*** SUPPLIED RECORDS ***

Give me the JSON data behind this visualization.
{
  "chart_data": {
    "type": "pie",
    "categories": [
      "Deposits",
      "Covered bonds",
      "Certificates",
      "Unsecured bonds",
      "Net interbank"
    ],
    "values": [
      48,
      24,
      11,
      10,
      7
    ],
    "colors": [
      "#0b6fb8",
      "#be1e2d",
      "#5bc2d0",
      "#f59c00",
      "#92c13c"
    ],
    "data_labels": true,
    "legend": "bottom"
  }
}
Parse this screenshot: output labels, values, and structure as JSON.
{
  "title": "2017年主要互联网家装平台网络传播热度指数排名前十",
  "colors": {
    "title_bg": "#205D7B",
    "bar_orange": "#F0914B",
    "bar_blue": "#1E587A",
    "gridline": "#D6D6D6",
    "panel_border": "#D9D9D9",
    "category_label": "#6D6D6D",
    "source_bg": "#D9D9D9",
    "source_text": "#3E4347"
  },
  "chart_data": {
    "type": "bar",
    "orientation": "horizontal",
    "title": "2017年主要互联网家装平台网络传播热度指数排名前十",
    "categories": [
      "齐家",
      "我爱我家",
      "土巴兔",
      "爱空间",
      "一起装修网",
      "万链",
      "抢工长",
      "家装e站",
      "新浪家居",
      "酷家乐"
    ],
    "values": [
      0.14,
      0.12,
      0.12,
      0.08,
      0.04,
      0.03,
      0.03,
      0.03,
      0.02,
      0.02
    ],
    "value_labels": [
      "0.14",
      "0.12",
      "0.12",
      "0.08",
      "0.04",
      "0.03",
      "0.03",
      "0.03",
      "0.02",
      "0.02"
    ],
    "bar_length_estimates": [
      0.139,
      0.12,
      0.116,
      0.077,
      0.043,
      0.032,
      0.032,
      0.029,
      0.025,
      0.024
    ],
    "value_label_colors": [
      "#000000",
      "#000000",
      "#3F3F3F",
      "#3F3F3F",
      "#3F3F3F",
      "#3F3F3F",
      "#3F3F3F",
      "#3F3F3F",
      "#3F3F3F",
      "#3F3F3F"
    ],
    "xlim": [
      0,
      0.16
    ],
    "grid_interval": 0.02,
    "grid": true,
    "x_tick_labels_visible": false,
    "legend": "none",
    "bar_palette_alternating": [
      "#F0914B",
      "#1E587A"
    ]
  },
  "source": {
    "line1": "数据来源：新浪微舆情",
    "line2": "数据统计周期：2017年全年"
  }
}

***

> WORK INSTRUCTIONS: Write down all the entries again without a single difference.

> WRITTEN REPLY:
Give me the JSON data behind this visualization.
{
  "chart_data": {
    "type": "pie",
    "categories": [
      "Deposits",
      "Covered bonds",
      "Certificates",
      "Unsecured bonds",
      "Net interbank"
    ],
    "values": [
      48,
      24,
      11,
      10,
      7
    ],
    "colors": [
      "#0b6fb8",
      "#be1e2d",
      "#5bc2d0",
      "#f59c00",
      "#92c13c"
    ],
    "data_labels": true,
    "legend": "bottom"
  }
}
Parse this screenshot: output labels, values, and structure as JSON.
{
  "title": "2017年主要互联网家装平台网络传播热度指数排名前十",
  "colors": {
    "title_bg": "#205D7B",
    "bar_orange": "#F0914B",
    "bar_blue": "#1E587A",
    "gridline": "#D6D6D6",
    "panel_border": "#D9D9D9",
    "category_label": "#6D6D6D",
    "source_bg": "#D9D9D9",
    "source_text": "#3E4347"
  },
  "chart_data": {
    "type": "bar",
    "orientation": "horizontal",
    "title": "2017年主要互联网家装平台网络传播热度指数排名前十",
    "categories": [
      "齐家",
      "我爱我家",
      "土巴兔",
      "爱空间",
      "一起装修网",
      "万链",
      "抢工长",
      "家装e站",
      "新浪家居",
      "酷家乐"
    ],
    "values": [
      0.14,
      0.12,
      0.12,
      0.08,
      0.04,
      0.03,
      0.03,
      0.03,
      0.02,
      0.02
    ],
    "value_labels": [
      "0.14",
      "0.12",
      "0.12",
      "0.08",
      "0.04",
      "0.03",
      "0.03",
      "0.03",
      "0.02",
      "0.02"
    ],
    "bar_length_estimates": [
      0.139,
      0.12,
      0.116,
      0.077,
      0.043,
      0.032,
      0.032,
      0.029,
      0.025,
      0.024
    ],
    "value_label_colors": [
      "#000000",
      "#000000",
      "#3F3F3F",
      "#3F3F3F",
      "#3F3F3F",
      "#3F3F3F",
      "#3F3F3F",
      "#3F3F3F",
      "#3F3F3F",
      "#3F3F3F"
    ],
    "xlim": [
      0,
      0.16
    ],
    "grid_interval": 0.02,
    "grid": true,
    "x_tick_labels_visible": false,
    "legend": "none",
    "bar_palette_alternating": [
      "#F0914B",
      "#1E587A"
    ]
  },
  "source": {
    "line1": "数据来源：新浪微舆情",
    "line2": "数据统计周期：2017年全年"
  }
}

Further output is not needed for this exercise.